» DATASET ENTRIES
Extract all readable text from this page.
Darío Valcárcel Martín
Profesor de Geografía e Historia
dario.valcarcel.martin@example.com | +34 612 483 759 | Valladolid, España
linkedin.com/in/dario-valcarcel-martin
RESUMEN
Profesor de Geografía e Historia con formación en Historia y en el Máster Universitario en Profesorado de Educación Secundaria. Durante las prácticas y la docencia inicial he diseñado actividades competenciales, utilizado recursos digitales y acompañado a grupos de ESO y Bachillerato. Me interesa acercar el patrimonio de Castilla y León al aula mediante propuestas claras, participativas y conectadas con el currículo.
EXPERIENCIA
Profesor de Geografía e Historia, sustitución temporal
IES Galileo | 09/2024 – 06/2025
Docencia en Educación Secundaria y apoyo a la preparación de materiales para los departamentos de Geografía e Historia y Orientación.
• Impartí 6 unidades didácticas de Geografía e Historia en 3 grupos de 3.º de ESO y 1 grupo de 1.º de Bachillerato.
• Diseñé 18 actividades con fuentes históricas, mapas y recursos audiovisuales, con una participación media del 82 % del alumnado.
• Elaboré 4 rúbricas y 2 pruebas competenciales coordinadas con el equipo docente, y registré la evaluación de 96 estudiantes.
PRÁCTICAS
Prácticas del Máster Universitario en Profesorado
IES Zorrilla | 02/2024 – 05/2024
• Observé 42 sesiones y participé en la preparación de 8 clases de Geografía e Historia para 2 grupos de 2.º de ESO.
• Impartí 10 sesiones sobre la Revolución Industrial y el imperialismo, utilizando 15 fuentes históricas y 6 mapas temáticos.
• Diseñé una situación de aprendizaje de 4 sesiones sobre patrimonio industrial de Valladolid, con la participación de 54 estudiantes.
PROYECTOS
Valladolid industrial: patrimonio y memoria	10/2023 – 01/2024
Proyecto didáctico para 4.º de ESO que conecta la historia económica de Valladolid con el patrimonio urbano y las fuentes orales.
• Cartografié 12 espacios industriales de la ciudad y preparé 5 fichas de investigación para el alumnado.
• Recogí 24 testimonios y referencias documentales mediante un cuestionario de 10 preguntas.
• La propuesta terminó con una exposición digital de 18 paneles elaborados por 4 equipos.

» PROMPT
Copy the material above verbatim.

» SOLVED PROBLEM
Extract all readable text from this page.
Darío Valcárcel Martín
Profesor de Geografía e Historia
dario.valcarcel.martin@example.com | +34 612 483 759 | Valladolid, España
linkedin.com/in/dario-valcarcel-martin
RESUMEN
Profesor de Geografía e Historia con formación en Historia y en el Máster Universitario en Profesorado de Educación Secundaria. Durante las prácticas y la docencia inicial he diseñado actividades competenciales, utilizado recursos digitales y acompañado a grupos de ESO y Bachillerato. Me interesa acercar el patrimonio de Castilla y León al aula mediante propuestas claras, participativas y conectadas con el currículo.
EXPERIENCIA
Profesor de Geografía e Historia, sustitución temporal
IES Galileo | 09/2024 – 06/2025
Docencia en Educación Secundaria y apoyo a la preparación de materiales para los departamentos de Geografía e Historia y Orientación.
• Impartí 6 unidades didácticas de Geografía e Historia en 3 grupos de 3.º de ESO y 1 grupo de 1.º de Bachillerato.
• Diseñé 18 actividades con fuentes históricas, mapas y recursos audiovisuales, con una participación media del 82 % del alumnado.
• Elaboré 4 rúbricas y 2 pruebas competenciales coordinadas con el equipo docente, y registré la evaluación de 96 estudiantes.
PRÁCTICAS
Prácticas del Máster Universitario en Profesorado
IES Zorrilla | 02/2024 – 05/2024
• Observé 42 sesiones y participé en la preparación de 8 clases de Geografía e Historia para 2 grupos de 2.º de ESO.
• Impartí 10 sesiones sobre la Revolución Industrial y el imperialismo, utilizando 15 fuentes históricas y 6 mapas temáticos.
• Diseñé una situación de aprendizaje de 4 sesiones sobre patrimonio industrial de Valladolid, con la participación de 54 estudiantes.
PROYECTOS
Valladolid industrial: patrimonio y memoria	10/2023 – 01/2024
Proyecto didáctico para 4.º de ESO que conecta la historia económica de Valladolid con el patrimonio urbano y las fuentes orales.
• Cartografié 12 espacios industriales de la ciudad y preparé 5 fichas de investigación para el alumnado.
• Recogí 24 testimonios y referencias documentales mediante un cuestionario de 10 preguntas.
• La propuesta terminó con una exposición digital de 18 paneles elaborados por 4 equipos.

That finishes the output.